▸ Objective:
Find and return each line containing "page".

Stored entries:

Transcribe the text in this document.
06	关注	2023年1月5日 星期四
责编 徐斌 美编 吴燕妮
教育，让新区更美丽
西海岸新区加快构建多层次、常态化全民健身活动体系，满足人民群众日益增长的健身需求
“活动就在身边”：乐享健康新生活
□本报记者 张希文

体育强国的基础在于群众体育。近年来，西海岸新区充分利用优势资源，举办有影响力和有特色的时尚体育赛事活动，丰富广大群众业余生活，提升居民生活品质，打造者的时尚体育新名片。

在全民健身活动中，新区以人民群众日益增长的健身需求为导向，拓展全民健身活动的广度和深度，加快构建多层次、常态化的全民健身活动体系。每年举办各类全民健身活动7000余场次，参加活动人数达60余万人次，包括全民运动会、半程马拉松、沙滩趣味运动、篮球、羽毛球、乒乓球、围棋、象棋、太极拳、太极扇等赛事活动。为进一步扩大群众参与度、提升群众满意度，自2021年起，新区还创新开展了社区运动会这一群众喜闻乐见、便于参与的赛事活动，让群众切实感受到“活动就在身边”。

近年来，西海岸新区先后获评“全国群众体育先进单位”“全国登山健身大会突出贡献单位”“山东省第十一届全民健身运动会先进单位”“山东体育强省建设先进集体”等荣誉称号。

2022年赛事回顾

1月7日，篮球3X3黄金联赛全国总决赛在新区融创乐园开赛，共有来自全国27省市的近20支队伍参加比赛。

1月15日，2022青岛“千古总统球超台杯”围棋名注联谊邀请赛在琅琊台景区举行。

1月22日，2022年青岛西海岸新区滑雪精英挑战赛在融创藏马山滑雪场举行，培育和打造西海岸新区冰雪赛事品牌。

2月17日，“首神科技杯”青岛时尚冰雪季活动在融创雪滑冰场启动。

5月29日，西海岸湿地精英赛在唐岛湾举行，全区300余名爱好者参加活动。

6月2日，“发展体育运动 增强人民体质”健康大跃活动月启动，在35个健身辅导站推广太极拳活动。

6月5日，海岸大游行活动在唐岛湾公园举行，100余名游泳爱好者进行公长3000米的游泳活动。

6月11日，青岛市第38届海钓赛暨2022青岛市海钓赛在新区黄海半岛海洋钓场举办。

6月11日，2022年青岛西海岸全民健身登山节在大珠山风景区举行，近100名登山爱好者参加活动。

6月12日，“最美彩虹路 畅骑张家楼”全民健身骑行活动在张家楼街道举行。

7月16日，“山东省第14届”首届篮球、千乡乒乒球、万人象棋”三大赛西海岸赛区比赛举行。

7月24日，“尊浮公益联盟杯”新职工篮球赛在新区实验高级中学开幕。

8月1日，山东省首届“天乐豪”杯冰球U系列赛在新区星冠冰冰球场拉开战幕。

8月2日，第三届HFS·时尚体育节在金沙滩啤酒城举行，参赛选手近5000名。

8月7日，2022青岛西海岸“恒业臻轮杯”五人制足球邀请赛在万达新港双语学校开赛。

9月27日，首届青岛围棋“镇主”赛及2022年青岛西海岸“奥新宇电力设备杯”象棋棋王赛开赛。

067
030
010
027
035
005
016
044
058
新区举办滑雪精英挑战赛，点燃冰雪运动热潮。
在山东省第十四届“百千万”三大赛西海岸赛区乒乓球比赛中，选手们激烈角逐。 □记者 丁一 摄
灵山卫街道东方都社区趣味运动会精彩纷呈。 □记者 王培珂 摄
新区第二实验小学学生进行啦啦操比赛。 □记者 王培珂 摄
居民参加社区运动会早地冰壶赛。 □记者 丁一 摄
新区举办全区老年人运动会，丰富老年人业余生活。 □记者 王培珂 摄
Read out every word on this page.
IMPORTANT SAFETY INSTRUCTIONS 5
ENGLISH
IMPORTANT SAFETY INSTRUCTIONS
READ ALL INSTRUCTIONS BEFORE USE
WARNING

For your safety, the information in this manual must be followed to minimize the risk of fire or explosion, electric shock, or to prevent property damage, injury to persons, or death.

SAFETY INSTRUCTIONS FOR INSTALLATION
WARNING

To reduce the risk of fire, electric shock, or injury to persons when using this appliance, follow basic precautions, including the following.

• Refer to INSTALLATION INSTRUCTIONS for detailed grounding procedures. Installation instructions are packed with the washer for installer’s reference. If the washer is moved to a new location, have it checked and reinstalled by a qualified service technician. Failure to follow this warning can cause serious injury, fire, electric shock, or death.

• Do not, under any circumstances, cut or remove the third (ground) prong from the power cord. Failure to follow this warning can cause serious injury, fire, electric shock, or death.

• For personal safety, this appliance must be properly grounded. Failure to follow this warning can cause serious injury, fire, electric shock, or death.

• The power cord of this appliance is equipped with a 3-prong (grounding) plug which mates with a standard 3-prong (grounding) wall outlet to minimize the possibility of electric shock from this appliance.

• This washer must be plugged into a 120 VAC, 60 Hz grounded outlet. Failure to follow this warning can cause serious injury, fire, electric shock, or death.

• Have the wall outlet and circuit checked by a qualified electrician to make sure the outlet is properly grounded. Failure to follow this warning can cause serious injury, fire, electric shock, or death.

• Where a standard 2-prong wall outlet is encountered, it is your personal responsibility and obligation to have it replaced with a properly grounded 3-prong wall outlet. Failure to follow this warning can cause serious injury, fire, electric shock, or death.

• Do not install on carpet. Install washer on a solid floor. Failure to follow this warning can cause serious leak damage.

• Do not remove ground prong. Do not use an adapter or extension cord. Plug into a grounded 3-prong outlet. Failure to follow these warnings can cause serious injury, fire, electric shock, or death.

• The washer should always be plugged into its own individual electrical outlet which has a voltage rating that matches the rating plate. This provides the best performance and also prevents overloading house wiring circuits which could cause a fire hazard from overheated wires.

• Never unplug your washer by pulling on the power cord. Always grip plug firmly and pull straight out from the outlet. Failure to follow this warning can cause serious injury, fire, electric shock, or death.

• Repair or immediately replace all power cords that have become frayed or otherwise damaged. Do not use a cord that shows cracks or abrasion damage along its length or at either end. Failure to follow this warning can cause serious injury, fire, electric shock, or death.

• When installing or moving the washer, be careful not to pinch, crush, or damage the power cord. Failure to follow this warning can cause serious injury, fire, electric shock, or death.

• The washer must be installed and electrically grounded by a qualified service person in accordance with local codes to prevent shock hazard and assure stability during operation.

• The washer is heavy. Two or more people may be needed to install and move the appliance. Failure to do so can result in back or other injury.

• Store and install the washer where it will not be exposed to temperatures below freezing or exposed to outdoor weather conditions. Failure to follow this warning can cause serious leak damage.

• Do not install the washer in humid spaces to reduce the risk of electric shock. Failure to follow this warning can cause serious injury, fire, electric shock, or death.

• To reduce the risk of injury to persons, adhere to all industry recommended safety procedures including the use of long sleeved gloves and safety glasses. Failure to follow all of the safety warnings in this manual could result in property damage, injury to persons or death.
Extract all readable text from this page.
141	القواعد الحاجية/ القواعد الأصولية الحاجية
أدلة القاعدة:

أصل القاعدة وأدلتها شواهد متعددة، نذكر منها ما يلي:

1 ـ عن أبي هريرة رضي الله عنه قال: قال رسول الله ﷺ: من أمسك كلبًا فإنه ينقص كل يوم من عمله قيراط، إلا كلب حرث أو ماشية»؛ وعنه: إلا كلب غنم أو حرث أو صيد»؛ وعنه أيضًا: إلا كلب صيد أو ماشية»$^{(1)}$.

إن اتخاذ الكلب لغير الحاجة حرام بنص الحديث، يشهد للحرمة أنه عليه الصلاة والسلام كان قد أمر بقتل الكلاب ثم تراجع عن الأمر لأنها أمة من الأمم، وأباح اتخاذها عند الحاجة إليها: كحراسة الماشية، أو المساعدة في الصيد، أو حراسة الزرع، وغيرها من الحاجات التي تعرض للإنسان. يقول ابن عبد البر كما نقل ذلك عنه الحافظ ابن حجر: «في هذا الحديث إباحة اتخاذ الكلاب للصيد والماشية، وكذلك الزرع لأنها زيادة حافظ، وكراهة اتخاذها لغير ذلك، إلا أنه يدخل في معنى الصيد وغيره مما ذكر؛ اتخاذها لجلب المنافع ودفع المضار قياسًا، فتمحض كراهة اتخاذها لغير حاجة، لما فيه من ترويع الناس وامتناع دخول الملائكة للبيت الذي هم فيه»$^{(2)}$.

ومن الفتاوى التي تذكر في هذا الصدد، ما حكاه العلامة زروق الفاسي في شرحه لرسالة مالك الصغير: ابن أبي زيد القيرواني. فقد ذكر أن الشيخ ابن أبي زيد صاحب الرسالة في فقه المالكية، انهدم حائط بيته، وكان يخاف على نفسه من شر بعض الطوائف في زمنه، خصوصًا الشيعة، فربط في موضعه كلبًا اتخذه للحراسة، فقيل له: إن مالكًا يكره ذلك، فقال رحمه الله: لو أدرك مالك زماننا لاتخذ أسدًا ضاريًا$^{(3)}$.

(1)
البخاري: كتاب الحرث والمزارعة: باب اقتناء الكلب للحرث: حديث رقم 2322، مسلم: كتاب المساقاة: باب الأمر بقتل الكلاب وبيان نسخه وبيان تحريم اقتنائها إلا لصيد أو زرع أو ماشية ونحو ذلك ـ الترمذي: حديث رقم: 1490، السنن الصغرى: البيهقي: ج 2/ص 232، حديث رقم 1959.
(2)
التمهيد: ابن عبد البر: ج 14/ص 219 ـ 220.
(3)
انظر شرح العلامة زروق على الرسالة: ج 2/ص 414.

▸ Solution to the exercise:
Read out every word on this page.
Extract all readable text from this page.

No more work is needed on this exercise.